[Figure collection entries]
───
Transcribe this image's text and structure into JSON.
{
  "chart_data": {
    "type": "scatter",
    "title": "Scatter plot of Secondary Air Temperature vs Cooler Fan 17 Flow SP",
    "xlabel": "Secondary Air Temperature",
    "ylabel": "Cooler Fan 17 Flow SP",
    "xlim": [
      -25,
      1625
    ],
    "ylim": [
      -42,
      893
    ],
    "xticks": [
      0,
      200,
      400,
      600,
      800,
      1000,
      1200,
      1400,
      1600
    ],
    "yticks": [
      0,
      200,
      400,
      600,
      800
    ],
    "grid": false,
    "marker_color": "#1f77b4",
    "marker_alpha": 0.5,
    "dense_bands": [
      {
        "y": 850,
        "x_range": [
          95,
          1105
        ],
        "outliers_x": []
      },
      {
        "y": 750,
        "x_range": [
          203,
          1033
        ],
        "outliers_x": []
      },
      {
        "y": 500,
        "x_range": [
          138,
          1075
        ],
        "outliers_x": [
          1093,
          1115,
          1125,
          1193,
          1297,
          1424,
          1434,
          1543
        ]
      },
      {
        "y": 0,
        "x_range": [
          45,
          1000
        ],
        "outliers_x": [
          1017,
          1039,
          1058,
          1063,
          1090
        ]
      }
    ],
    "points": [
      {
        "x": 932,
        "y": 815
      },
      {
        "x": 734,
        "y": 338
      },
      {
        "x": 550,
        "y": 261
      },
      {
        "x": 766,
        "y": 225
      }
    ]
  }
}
───
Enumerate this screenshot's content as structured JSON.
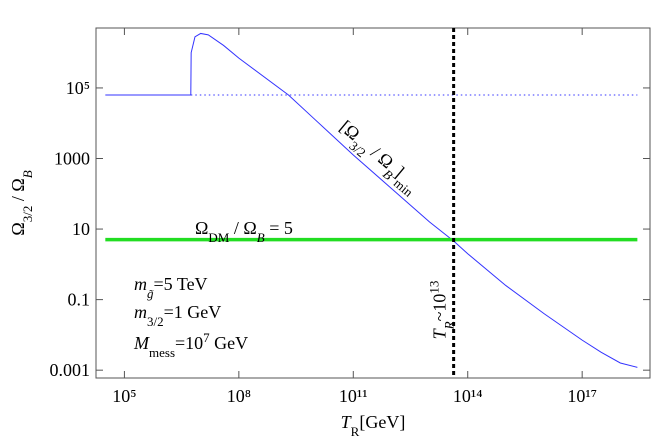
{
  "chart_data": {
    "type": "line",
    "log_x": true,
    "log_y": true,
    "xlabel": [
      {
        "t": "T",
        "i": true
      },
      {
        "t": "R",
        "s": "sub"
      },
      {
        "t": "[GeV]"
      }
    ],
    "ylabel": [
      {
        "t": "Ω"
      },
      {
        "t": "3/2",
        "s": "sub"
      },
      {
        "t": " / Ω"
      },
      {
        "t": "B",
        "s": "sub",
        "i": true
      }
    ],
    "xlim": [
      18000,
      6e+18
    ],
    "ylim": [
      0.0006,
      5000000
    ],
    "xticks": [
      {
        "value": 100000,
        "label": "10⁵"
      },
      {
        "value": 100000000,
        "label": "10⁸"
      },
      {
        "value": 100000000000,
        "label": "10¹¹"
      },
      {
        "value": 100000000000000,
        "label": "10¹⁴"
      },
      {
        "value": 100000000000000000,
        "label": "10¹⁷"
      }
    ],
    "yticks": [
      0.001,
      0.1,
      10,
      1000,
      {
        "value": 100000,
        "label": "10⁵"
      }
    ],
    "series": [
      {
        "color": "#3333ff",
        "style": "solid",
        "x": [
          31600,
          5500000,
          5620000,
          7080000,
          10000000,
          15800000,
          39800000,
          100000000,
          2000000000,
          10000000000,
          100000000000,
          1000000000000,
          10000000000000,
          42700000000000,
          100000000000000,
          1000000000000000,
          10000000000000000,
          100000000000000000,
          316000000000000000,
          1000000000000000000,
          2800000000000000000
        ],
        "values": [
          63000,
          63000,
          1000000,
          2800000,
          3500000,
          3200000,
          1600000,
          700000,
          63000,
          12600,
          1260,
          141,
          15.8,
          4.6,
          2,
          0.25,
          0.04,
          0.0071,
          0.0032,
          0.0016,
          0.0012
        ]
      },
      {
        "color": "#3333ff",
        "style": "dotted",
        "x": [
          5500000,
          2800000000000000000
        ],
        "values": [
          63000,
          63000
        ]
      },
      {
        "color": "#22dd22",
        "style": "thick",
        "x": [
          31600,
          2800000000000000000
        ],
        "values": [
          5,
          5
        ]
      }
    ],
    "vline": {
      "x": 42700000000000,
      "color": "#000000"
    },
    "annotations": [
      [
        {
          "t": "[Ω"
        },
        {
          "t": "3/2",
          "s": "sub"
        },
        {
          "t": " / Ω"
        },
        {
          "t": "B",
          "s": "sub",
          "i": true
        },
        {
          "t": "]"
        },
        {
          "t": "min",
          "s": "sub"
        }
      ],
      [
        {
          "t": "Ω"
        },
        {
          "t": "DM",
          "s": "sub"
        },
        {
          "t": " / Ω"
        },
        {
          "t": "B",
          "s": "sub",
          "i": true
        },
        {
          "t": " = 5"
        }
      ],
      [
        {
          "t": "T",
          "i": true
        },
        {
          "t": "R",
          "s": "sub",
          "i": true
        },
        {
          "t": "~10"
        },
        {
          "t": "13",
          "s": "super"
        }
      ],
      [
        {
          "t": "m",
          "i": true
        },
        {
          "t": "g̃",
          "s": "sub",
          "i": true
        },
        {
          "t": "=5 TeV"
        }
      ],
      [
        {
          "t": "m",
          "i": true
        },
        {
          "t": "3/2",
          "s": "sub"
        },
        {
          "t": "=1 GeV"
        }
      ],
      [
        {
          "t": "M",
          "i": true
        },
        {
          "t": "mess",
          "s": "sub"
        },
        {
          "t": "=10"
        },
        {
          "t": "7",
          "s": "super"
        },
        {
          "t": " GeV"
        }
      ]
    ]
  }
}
───
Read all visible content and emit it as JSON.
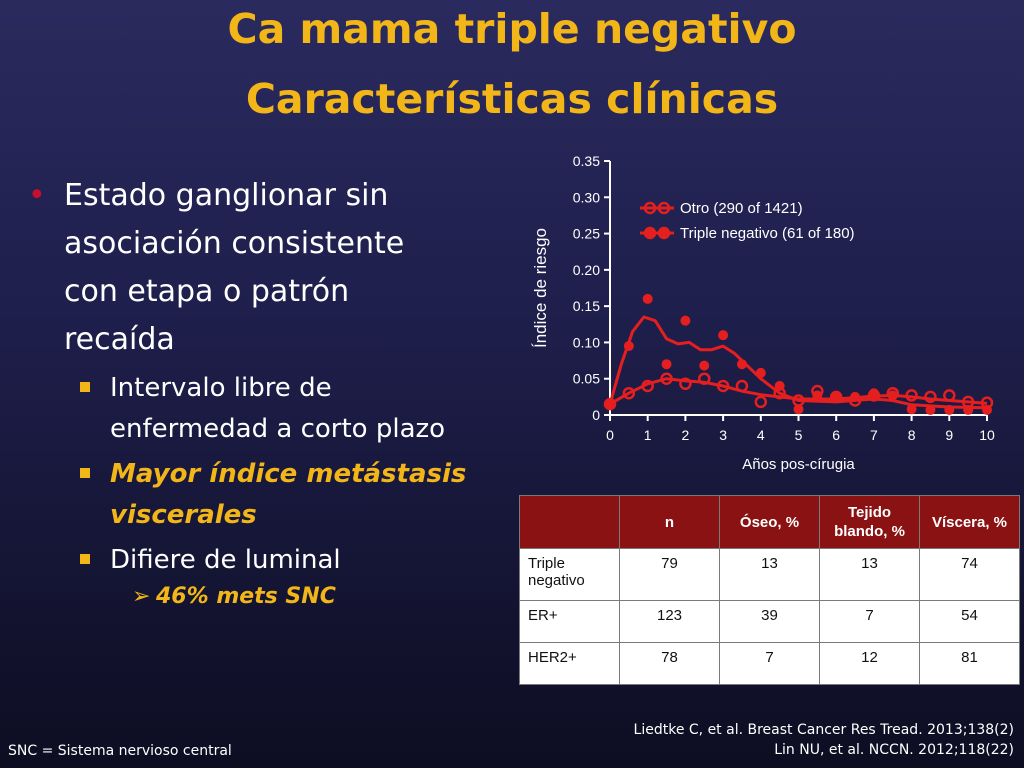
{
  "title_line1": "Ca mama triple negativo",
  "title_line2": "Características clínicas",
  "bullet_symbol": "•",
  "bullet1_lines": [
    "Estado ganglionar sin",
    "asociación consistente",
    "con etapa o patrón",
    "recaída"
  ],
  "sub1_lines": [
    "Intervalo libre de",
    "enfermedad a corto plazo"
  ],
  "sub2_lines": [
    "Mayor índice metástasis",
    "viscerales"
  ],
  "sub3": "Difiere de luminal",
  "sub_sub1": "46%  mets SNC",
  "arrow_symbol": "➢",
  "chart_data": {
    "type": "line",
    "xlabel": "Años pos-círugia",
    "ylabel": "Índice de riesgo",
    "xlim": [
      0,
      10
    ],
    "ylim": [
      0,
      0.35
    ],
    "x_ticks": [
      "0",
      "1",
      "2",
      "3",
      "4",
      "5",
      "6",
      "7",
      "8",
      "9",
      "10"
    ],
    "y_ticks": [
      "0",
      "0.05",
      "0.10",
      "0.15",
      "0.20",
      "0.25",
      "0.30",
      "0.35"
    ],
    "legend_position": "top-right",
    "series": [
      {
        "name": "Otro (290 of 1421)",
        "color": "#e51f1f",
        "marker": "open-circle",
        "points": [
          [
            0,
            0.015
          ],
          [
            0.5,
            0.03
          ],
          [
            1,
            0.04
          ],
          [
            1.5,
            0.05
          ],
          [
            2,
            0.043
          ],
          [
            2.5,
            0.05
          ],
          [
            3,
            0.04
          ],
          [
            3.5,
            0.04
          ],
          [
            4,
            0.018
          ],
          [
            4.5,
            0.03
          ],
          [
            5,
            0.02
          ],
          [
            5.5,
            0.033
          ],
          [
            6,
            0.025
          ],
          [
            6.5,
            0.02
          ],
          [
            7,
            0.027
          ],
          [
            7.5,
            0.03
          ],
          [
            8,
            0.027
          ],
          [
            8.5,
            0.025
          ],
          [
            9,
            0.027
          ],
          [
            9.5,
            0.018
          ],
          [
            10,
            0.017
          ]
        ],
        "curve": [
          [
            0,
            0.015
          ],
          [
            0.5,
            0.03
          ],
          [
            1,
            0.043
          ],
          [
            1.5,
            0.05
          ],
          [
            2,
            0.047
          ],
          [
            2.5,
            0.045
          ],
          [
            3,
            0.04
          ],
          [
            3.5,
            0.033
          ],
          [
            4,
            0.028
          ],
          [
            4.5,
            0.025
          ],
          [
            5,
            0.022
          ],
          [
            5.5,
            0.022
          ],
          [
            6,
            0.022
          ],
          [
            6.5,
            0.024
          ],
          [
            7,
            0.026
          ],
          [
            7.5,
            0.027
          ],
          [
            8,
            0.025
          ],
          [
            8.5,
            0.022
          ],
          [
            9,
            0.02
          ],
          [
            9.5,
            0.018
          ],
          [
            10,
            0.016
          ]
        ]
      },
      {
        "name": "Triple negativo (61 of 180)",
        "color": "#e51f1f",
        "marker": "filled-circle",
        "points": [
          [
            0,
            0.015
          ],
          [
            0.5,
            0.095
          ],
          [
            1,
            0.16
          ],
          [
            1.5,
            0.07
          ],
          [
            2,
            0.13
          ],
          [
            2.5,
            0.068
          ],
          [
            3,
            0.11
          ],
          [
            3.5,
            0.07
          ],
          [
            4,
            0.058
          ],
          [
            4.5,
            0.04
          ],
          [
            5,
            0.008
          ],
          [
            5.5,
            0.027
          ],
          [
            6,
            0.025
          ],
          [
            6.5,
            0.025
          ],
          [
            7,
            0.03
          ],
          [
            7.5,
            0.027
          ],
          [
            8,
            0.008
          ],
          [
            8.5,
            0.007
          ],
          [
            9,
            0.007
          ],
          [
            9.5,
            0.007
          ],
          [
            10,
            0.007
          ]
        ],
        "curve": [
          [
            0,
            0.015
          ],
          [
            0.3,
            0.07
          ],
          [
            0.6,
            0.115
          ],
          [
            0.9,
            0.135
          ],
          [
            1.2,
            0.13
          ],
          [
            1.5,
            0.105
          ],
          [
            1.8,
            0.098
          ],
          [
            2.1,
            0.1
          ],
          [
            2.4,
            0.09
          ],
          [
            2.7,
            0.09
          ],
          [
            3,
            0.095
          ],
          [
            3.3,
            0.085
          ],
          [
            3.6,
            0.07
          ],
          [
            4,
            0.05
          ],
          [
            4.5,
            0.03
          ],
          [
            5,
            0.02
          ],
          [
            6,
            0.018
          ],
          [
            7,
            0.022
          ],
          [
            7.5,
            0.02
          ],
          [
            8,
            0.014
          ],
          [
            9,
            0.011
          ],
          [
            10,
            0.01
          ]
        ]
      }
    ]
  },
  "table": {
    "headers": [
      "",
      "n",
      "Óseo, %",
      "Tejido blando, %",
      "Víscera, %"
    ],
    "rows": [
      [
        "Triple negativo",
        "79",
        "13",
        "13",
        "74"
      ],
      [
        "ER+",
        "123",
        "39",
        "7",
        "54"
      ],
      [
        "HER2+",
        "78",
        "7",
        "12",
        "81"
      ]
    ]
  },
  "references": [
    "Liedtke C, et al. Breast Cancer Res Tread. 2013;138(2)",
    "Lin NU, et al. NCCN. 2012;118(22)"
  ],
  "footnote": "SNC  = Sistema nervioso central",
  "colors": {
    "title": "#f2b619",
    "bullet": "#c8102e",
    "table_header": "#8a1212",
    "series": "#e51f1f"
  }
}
───
Each line that holds the word "Cooler" should be extracted from the records.

    "title": "Scatter plot of Secondary Air Temperature vs Cooler Fan 17 Flow SP",
    "ylabel": "Cooler Fan 17 Flow SP",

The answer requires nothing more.